INSTRUCTIONS FOR THE TASK: Find each line in the records below that contains the string "caption" and copy those lines.
** start SUPPLIED ENTRIES **
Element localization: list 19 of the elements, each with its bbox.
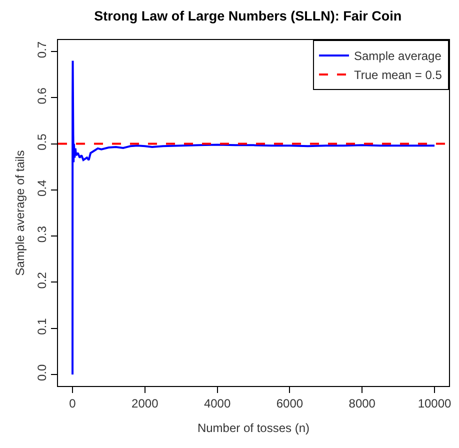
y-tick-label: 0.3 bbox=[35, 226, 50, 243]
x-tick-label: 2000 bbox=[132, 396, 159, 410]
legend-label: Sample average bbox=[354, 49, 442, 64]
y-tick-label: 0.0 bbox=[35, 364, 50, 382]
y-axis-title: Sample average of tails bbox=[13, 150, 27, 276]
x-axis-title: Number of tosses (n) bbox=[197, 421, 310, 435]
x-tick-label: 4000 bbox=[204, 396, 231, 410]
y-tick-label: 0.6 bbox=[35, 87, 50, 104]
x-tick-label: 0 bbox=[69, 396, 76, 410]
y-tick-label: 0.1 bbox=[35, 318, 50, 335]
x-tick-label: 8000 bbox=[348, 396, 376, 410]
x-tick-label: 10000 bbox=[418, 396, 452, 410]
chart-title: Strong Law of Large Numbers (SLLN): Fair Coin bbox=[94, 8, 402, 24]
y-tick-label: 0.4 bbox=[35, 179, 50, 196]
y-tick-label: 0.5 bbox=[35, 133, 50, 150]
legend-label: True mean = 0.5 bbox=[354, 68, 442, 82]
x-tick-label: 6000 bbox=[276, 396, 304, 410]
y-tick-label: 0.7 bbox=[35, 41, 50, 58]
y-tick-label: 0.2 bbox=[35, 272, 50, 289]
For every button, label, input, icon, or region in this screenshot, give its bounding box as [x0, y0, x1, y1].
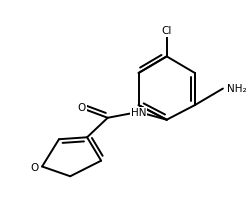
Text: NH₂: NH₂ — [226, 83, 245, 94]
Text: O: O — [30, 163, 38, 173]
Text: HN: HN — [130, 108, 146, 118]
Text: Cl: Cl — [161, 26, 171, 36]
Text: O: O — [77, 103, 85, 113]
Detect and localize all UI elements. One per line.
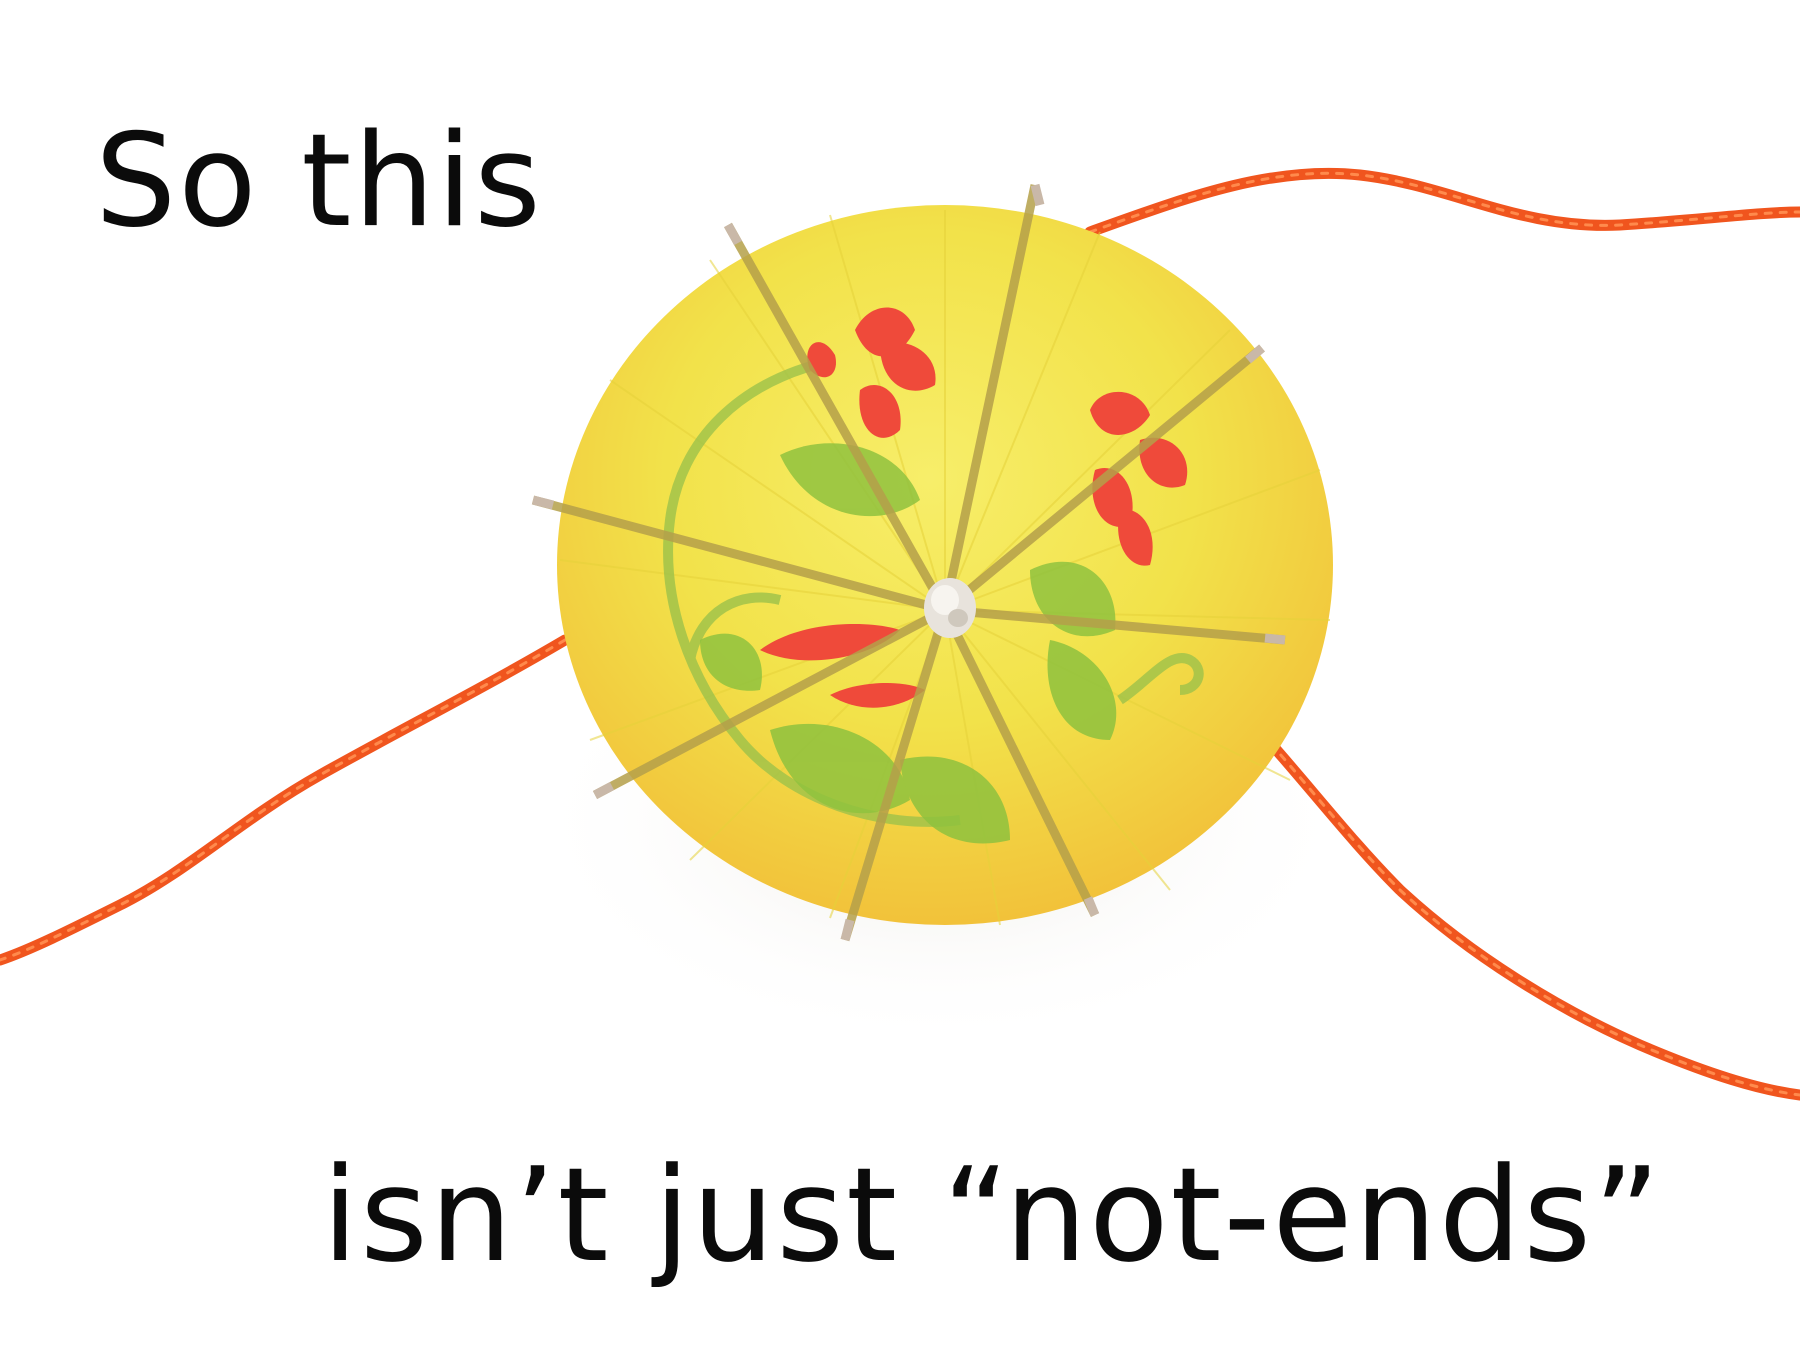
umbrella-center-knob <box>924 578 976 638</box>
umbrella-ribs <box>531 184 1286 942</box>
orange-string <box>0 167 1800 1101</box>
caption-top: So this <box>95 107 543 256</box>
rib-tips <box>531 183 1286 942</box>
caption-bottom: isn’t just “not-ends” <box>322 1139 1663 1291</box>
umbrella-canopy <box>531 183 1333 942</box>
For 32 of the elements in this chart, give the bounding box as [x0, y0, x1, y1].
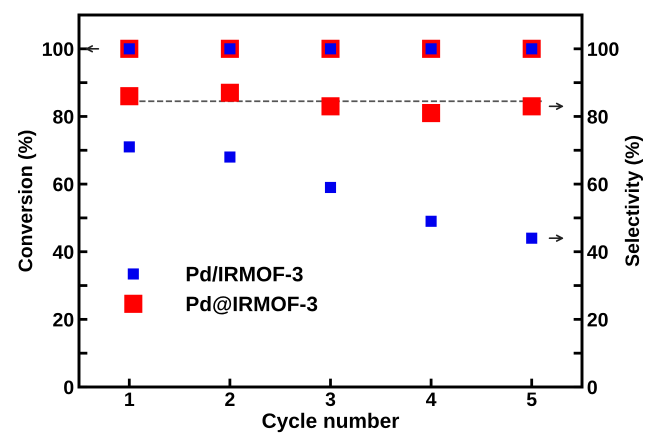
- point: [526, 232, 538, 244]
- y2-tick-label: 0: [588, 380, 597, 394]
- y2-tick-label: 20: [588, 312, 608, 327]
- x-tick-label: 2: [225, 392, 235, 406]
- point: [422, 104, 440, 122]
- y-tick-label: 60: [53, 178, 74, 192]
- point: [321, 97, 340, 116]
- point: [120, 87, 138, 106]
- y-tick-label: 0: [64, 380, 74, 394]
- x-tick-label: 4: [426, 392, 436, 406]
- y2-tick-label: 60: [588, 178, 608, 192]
** end SUPPLIED ENTRIES **
PROBLEM SOLUTION:
caption-top: So this <box>95 107 543 256</box>
caption-bottom: isn’t just “not-ends” <box>322 1139 1663 1291</box>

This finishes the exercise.